■ **Text excerpt**:
------------------------------
None of this is meant to discourage you. It's meant to help you make an informed decision.
If the strategic analysis shows a retake will meaningfully strengthen your application, it's worth the investment. If you're chasing diminishing returns, your energy might be better spent elsewhere.
Frequently Asked Questions
Will schools see all my GRE scores or can I choose which to send?
The GRE's ScoreSelect feature allows you to choose which test date's scores you send to schools. You can send scores from your most recent test, all tests from the past five years, or any specific test date. You cannot combine your best section scores from different test dates (unlike some other exams). Most schools accept your highest single-test-date score, so retaking poses minimal risk if you use ScoreSelect strategically.
How much can I realistically improve my score on a retake?
Most retakers see a 1-3 point improvement per section (2-6 points total) with focused preparation. Larger improvements (10+ points overall) typically occur when the first attempt had significant preparation gaps, test-day issues, or when you invest 100+ hours in targeted weak-area practice. The key is strategic gap analysis between attempts—not just "studying harder" but studying differently.
How long should I wait between GRE attempts for meaningful improvement?
While the mandatory waiting period is 21 days, realistic improvement requires 8-12 weeks. This allows time for proper error analysis, targeted preparation, and full-length practice tests under real conditions. Rushing a retake in 3-4 weeks rarely yields better results because you haven't given yourself time to address fundamental weaknesses or build new strategies.
What should I do differently when preparing for a retake?
Start with ruthless error analysis of your first attempt—categorise mistakes by type (conceptual gaps vs. careless errors vs. time pressure). Focus preparation on your documented weak areas, not comfort zones. Simulate full-length tests under real conditions (same time of day, on-screen calculator only, proper breaks). Build mental strategies for test-day anxiety. The goal isn't to study harder—it's to study smarter based on what specifically went wrong the first time.
Should I retake if my score is close to my target programme's average?
If you're within 3-5 points of your programme's average admitted score, consider whether retaking is the highest-value use of your time. At that level, strengthening other application components (research experience, statement of purpose, recommendation letters) often has more impact than marginal GRE improvements. However, if you're applying to highly competitive programmes where every advantage matters, and you've identified clear improvement areas, a strategic retake could be worthwhile.
What if I score lower on my retake than my first attempt?
Score decreases happen, often due to increased pressure or preparation burnout. This is why ScoreSelect exists—you can choose to send only your higher score. Before retaking, ensure you've genuinely addressed what went wrong the first time rather than hoping for better luck. If anxiety about scoring lower is causing significant stress, evaluate whether the potential 3-5 point improvement justifies the mental toll, especially if your first score already meets programme minimums.
------------------------------
■ **Input data**:
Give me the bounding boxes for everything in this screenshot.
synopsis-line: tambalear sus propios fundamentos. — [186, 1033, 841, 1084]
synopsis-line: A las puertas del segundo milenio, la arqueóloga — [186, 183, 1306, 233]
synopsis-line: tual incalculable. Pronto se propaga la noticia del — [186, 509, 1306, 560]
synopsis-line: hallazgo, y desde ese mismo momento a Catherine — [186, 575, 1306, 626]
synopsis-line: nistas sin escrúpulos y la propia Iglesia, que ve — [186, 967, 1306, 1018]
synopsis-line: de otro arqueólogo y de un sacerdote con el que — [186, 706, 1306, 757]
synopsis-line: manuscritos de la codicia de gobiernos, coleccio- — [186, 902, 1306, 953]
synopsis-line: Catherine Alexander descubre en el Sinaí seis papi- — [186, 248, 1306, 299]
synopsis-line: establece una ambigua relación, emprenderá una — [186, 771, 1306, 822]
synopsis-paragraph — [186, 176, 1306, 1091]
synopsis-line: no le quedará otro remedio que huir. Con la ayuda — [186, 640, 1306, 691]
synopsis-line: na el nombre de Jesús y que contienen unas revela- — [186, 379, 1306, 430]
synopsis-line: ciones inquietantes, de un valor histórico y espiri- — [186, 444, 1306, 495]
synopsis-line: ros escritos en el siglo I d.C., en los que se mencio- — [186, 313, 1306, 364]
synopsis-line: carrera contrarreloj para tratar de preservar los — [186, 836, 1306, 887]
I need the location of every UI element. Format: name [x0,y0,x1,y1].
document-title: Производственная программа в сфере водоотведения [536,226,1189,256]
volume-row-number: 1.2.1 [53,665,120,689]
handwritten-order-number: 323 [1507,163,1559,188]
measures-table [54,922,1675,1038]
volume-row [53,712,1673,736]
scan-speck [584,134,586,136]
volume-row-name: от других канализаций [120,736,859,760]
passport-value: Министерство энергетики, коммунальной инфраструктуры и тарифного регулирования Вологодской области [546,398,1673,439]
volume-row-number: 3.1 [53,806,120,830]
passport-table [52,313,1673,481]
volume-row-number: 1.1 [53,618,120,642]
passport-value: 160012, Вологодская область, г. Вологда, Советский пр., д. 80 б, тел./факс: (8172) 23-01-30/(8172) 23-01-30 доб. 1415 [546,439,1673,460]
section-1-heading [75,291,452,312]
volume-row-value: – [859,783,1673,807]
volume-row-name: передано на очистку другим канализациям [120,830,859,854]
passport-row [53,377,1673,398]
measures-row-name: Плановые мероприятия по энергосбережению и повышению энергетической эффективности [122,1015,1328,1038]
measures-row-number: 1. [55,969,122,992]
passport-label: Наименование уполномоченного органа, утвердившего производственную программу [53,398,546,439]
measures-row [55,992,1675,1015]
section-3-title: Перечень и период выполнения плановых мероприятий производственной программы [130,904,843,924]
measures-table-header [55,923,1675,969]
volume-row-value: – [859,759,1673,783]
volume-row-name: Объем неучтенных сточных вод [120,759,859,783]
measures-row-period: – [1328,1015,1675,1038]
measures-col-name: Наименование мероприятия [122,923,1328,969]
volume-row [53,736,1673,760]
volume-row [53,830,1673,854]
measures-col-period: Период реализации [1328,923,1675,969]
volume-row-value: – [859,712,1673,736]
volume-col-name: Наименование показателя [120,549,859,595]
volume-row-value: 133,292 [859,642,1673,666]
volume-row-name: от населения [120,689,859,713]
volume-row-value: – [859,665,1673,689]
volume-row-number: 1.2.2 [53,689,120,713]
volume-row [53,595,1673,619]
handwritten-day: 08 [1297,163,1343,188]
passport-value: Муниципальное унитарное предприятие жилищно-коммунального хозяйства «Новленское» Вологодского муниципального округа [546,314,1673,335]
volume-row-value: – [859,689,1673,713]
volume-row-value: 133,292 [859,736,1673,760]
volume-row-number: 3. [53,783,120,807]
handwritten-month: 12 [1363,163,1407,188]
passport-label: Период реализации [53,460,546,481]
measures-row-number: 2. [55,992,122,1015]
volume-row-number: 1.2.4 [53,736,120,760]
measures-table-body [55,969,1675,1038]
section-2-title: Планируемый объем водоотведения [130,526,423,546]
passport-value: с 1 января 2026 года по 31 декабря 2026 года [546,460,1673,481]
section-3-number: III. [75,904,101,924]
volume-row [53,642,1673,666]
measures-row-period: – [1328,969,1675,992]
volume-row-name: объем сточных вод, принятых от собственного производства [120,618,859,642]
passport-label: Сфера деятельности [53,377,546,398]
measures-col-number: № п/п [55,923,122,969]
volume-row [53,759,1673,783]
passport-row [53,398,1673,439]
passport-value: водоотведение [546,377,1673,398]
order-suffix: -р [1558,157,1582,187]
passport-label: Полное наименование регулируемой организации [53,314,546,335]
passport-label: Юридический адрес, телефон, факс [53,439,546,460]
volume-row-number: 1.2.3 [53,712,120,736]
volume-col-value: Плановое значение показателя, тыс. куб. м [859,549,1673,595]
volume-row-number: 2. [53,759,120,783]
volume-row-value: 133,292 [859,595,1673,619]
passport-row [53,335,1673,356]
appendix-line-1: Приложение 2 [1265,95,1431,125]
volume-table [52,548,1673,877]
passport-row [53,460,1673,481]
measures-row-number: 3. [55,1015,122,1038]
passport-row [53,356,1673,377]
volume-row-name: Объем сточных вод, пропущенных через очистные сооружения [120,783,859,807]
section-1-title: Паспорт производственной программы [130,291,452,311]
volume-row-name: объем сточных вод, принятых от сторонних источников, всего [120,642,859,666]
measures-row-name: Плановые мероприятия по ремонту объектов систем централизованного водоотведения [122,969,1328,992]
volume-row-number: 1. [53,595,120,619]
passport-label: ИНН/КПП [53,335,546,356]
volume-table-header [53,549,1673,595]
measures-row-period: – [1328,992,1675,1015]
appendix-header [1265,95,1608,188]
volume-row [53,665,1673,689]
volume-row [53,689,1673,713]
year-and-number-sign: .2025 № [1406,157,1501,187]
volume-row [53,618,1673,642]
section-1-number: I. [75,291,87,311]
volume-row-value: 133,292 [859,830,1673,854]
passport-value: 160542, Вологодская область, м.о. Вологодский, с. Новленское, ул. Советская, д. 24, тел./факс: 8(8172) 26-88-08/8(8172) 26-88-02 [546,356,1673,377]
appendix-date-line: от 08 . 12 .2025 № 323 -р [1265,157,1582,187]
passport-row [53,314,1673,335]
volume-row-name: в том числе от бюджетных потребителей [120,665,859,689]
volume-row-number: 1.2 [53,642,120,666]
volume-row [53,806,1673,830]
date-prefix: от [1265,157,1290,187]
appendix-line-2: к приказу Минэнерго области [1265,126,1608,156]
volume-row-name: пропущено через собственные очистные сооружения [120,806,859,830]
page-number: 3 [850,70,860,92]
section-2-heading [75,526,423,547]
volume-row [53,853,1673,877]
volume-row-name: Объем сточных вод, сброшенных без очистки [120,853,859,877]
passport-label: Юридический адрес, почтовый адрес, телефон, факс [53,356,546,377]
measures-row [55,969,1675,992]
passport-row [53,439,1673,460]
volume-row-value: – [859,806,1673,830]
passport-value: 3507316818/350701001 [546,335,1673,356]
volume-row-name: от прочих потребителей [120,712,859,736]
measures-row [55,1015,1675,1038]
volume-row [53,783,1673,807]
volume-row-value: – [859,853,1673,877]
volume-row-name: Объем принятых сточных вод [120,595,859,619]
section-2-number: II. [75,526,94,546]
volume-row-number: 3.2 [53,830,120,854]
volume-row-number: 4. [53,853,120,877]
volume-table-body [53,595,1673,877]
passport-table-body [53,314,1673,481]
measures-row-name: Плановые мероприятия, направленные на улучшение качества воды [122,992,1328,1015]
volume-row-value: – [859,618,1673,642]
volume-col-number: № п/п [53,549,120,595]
------------------------------
■ **Problem requirements**: Copy the GRE retake text from "Should I retake" up to and including "my first attempt?". Ignore the items entirely.

■ **Result**:
Should I retake if my score is close to my target programme's average?
If you're within 3-5 points of your programme's average admitted score, consider whether retaking is the highest-value use of your time. At that level, strengthening other application components (research experience, statement of purpose, recommendation letters) often has more impact than marginal GRE improvements. However, if you're applying to highly competitive programmes where every advantage matters, and you've identified clear improvement areas, a strategic retake could be worthwhile.
What if I score lower on my retake than my first attempt?